── Data for processing

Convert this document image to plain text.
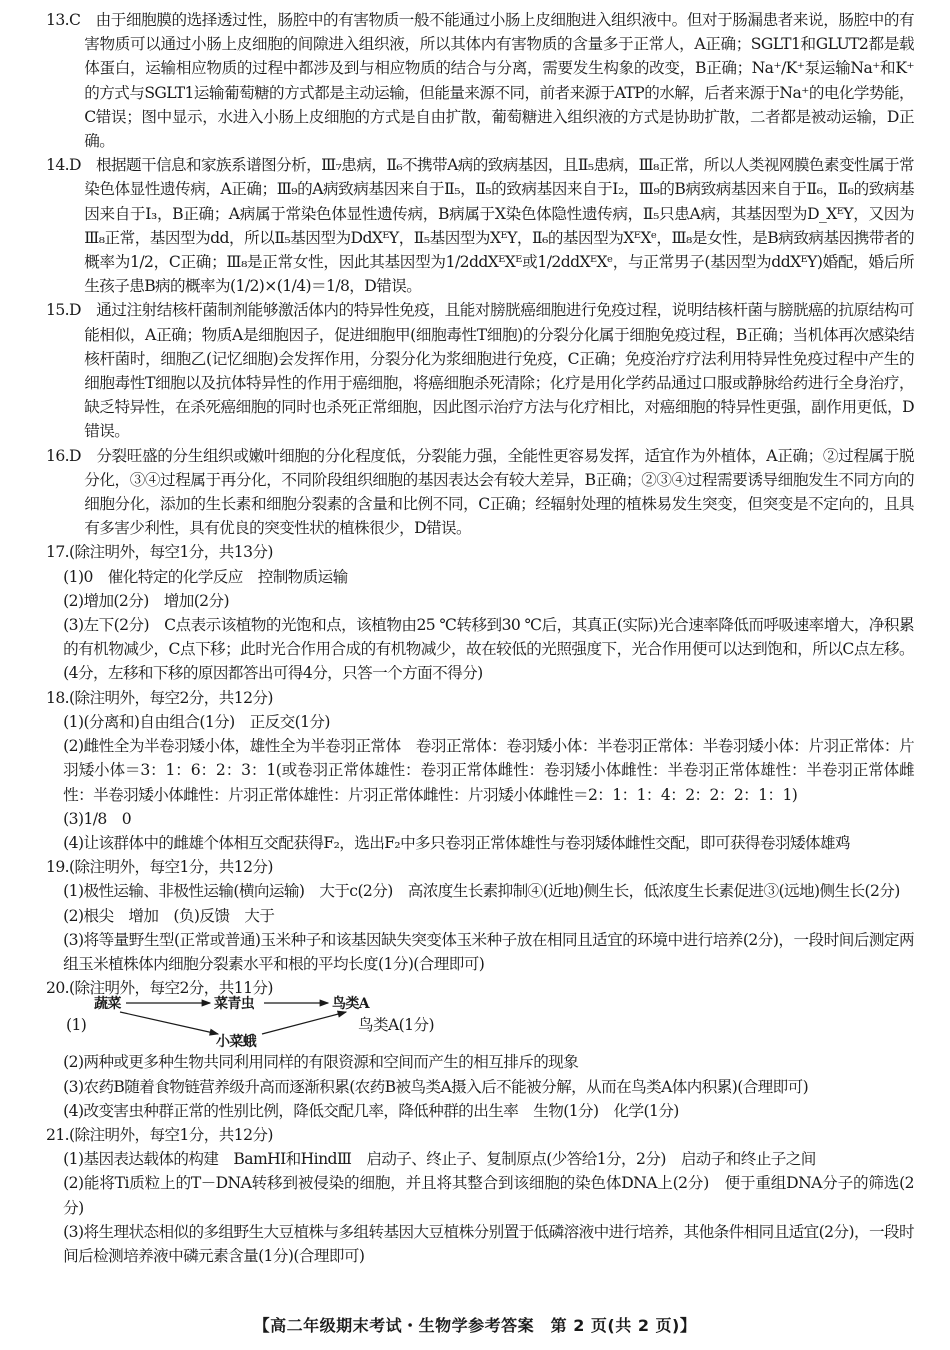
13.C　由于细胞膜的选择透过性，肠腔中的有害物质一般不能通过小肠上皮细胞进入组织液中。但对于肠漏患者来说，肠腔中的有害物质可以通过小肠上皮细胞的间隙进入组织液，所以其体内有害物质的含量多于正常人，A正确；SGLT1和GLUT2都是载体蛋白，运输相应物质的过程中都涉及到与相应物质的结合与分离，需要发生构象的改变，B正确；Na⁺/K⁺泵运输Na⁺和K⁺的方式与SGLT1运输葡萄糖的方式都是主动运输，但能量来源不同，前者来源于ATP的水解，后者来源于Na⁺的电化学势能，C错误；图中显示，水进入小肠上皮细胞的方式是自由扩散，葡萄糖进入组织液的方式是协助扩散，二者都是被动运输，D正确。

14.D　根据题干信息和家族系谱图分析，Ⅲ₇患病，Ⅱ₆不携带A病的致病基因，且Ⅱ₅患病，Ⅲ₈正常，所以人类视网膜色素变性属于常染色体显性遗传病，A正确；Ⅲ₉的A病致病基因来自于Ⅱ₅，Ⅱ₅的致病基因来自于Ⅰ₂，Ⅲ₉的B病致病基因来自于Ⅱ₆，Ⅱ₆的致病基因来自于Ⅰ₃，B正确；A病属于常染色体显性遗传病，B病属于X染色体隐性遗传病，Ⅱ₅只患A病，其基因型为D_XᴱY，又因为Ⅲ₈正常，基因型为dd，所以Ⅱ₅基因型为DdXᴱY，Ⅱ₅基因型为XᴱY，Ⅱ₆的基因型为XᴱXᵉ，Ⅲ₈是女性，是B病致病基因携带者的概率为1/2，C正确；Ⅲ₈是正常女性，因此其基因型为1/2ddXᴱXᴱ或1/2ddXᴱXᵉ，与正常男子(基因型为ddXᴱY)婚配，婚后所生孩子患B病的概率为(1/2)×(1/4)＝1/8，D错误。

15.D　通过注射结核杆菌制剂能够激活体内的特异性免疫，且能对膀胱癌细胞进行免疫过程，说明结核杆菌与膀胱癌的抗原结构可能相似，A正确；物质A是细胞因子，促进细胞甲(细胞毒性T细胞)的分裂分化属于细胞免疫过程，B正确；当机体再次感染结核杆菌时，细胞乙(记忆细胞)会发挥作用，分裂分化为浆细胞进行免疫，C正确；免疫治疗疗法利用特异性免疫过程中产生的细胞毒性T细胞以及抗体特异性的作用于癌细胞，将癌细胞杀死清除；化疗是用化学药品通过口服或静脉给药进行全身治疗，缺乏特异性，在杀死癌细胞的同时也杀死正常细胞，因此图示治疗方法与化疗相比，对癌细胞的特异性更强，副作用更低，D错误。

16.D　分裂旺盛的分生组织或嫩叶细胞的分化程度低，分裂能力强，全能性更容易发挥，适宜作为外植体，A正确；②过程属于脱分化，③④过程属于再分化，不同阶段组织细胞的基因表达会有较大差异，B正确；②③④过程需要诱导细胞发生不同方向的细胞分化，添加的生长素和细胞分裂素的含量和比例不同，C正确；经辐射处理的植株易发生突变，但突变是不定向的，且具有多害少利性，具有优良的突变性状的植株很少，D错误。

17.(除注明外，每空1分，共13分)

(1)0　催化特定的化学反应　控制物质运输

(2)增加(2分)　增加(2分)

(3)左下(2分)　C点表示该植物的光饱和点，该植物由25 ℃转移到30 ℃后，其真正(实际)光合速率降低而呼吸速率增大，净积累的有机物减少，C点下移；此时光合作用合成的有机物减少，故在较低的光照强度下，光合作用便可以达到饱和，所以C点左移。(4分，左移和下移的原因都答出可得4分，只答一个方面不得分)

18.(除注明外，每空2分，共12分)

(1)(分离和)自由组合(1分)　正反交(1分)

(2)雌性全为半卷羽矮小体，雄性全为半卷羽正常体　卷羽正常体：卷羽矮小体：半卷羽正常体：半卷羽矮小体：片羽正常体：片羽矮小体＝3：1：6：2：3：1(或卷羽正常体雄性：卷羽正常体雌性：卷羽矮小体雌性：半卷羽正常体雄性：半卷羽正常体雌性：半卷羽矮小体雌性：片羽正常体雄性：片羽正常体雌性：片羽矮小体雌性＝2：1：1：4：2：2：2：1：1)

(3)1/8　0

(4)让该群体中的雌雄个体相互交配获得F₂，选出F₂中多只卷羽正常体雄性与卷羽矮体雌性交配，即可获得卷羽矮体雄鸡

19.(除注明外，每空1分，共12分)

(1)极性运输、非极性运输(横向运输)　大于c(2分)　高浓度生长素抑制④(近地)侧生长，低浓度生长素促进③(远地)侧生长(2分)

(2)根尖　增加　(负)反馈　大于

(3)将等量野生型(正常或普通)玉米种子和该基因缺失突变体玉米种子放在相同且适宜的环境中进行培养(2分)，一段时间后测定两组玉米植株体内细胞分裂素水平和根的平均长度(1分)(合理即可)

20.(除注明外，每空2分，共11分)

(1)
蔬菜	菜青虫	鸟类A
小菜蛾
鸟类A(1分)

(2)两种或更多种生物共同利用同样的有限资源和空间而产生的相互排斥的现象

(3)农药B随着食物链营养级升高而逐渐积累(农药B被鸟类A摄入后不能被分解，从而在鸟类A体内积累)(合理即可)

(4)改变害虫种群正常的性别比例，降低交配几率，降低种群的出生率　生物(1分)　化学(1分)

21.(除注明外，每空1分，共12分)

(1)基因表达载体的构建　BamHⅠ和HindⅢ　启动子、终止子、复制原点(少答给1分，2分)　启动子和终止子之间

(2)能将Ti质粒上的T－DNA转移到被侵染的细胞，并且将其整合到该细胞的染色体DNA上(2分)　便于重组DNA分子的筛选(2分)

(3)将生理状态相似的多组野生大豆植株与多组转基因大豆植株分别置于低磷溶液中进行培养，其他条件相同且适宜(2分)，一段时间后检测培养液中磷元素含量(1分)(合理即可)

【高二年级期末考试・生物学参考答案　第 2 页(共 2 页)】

────

# Goal
Set down the lines of the records above exactly, apart from the pictures.

# Task response
Convert this document image to plain text.
13.C　由于细胞膜的选择透过性，肠腔中的有害物质一般不能通过小肠上皮细胞进入组织液中。但对于肠漏患者来说，肠腔中的有害物质可以通过小肠上皮细胞的间隙进入组织液，所以其体内有害物质的含量多于正常人，A正确；SGLT1和GLUT2都是载体蛋白，运输相应物质的过程中都涉及到与相应物质的结合与分离，需要发生构象的改变，B正确；Na⁺/K⁺泵运输Na⁺和K⁺的方式与SGLT1运输葡萄糖的方式都是主动运输，但能量来源不同，前者来源于ATP的水解，后者来源于Na⁺的电化学势能，C错误；图中显示，水进入小肠上皮细胞的方式是自由扩散，葡萄糖进入组织液的方式是协助扩散，二者都是被动运输，D正确。

14.D　根据题干信息和家族系谱图分析，Ⅲ₇患病，Ⅱ₆不携带A病的致病基因，且Ⅱ₅患病，Ⅲ₈正常，所以人类视网膜色素变性属于常染色体显性遗传病，A正确；Ⅲ₉的A病致病基因来自于Ⅱ₅，Ⅱ₅的致病基因来自于Ⅰ₂，Ⅲ₉的B病致病基因来自于Ⅱ₆，Ⅱ₆的致病基因来自于Ⅰ₃，B正确；A病属于常染色体显性遗传病，B病属于X染色体隐性遗传病，Ⅱ₅只患A病，其基因型为D_XᴱY，又因为Ⅲ₈正常，基因型为dd，所以Ⅱ₅基因型为DdXᴱY，Ⅱ₅基因型为XᴱY，Ⅱ₆的基因型为XᴱXᵉ，Ⅲ₈是女性，是B病致病基因携带者的概率为1/2，C正确；Ⅲ₈是正常女性，因此其基因型为1/2ddXᴱXᴱ或1/2ddXᴱXᵉ，与正常男子(基因型为ddXᴱY)婚配，婚后所生孩子患B病的概率为(1/2)×(1/4)＝1/8，D错误。

15.D　通过注射结核杆菌制剂能够激活体内的特异性免疫，且能对膀胱癌细胞进行免疫过程，说明结核杆菌与膀胱癌的抗原结构可能相似，A正确；物质A是细胞因子，促进细胞甲(细胞毒性T细胞)的分裂分化属于细胞免疫过程，B正确；当机体再次感染结核杆菌时，细胞乙(记忆细胞)会发挥作用，分裂分化为浆细胞进行免疫，C正确；免疫治疗疗法利用特异性免疫过程中产生的细胞毒性T细胞以及抗体特异性的作用于癌细胞，将癌细胞杀死清除；化疗是用化学药品通过口服或静脉给药进行全身治疗，缺乏特异性，在杀死癌细胞的同时也杀死正常细胞，因此图示治疗方法与化疗相比，对癌细胞的特异性更强，副作用更低，D错误。

16.D　分裂旺盛的分生组织或嫩叶细胞的分化程度低，分裂能力强，全能性更容易发挥，适宜作为外植体，A正确；②过程属于脱分化，③④过程属于再分化，不同阶段组织细胞的基因表达会有较大差异，B正确；②③④过程需要诱导细胞发生不同方向的细胞分化，添加的生长素和细胞分裂素的含量和比例不同，C正确；经辐射处理的植株易发生突变，但突变是不定向的，且具有多害少利性，具有优良的突变性状的植株很少，D错误。

17.(除注明外，每空1分，共13分)

(1)0　催化特定的化学反应　控制物质运输

(2)增加(2分)　增加(2分)

(3)左下(2分)　C点表示该植物的光饱和点，该植物由25 ℃转移到30 ℃后，其真正(实际)光合速率降低而呼吸速率增大，净积累的有机物减少，C点下移；此时光合作用合成的有机物减少，故在较低的光照强度下，光合作用便可以达到饱和，所以C点左移。(4分，左移和下移的原因都答出可得4分，只答一个方面不得分)

18.(除注明外，每空2分，共12分)

(1)(分离和)自由组合(1分)　正反交(1分)

(2)雌性全为半卷羽矮小体，雄性全为半卷羽正常体　卷羽正常体：卷羽矮小体：半卷羽正常体：半卷羽矮小体：片羽正常体：片羽矮小体＝3：1：6：2：3：1(或卷羽正常体雄性：卷羽正常体雌性：卷羽矮小体雌性：半卷羽正常体雄性：半卷羽正常体雌性：半卷羽矮小体雌性：片羽正常体雄性：片羽正常体雌性：片羽矮小体雌性＝2：1：1：4：2：2：2：1：1)

(3)1/8　0

(4)让该群体中的雌雄个体相互交配获得F₂，选出F₂中多只卷羽正常体雄性与卷羽矮体雌性交配，即可获得卷羽矮体雄鸡

19.(除注明外，每空1分，共12分)

(1)极性运输、非极性运输(横向运输)　大于c(2分)　高浓度生长素抑制④(近地)侧生长，低浓度生长素促进③(远地)侧生长(2分)

(2)根尖　增加　(负)反馈　大于

(3)将等量野生型(正常或普通)玉米种子和该基因缺失突变体玉米种子放在相同且适宜的环境中进行培养(2分)，一段时间后测定两组玉米植株体内细胞分裂素水平和根的平均长度(1分)(合理即可)

20.(除注明外，每空2分，共11分)

(1)
蔬菜	菜青虫	鸟类A
小菜蛾
鸟类A(1分)

(2)两种或更多种生物共同利用同样的有限资源和空间而产生的相互排斥的现象

(3)农药B随着食物链营养级升高而逐渐积累(农药B被鸟类A摄入后不能被分解，从而在鸟类A体内积累)(合理即可)

(4)改变害虫种群正常的性别比例，降低交配几率，降低种群的出生率　生物(1分)　化学(1分)

21.(除注明外，每空1分，共12分)

(1)基因表达载体的构建　BamHⅠ和HindⅢ　启动子、终止子、复制原点(少答给1分，2分)　启动子和终止子之间

(2)能将Ti质粒上的T－DNA转移到被侵染的细胞，并且将其整合到该细胞的染色体DNA上(2分)　便于重组DNA分子的筛选(2分)

(3)将生理状态相似的多组野生大豆植株与多组转基因大豆植株分别置于低磷溶液中进行培养，其他条件相同且适宜(2分)，一段时间后检测培养液中磷元素含量(1分)(合理即可)

【高二年级期末考试・生物学参考答案　第 2 页(共 2 页)】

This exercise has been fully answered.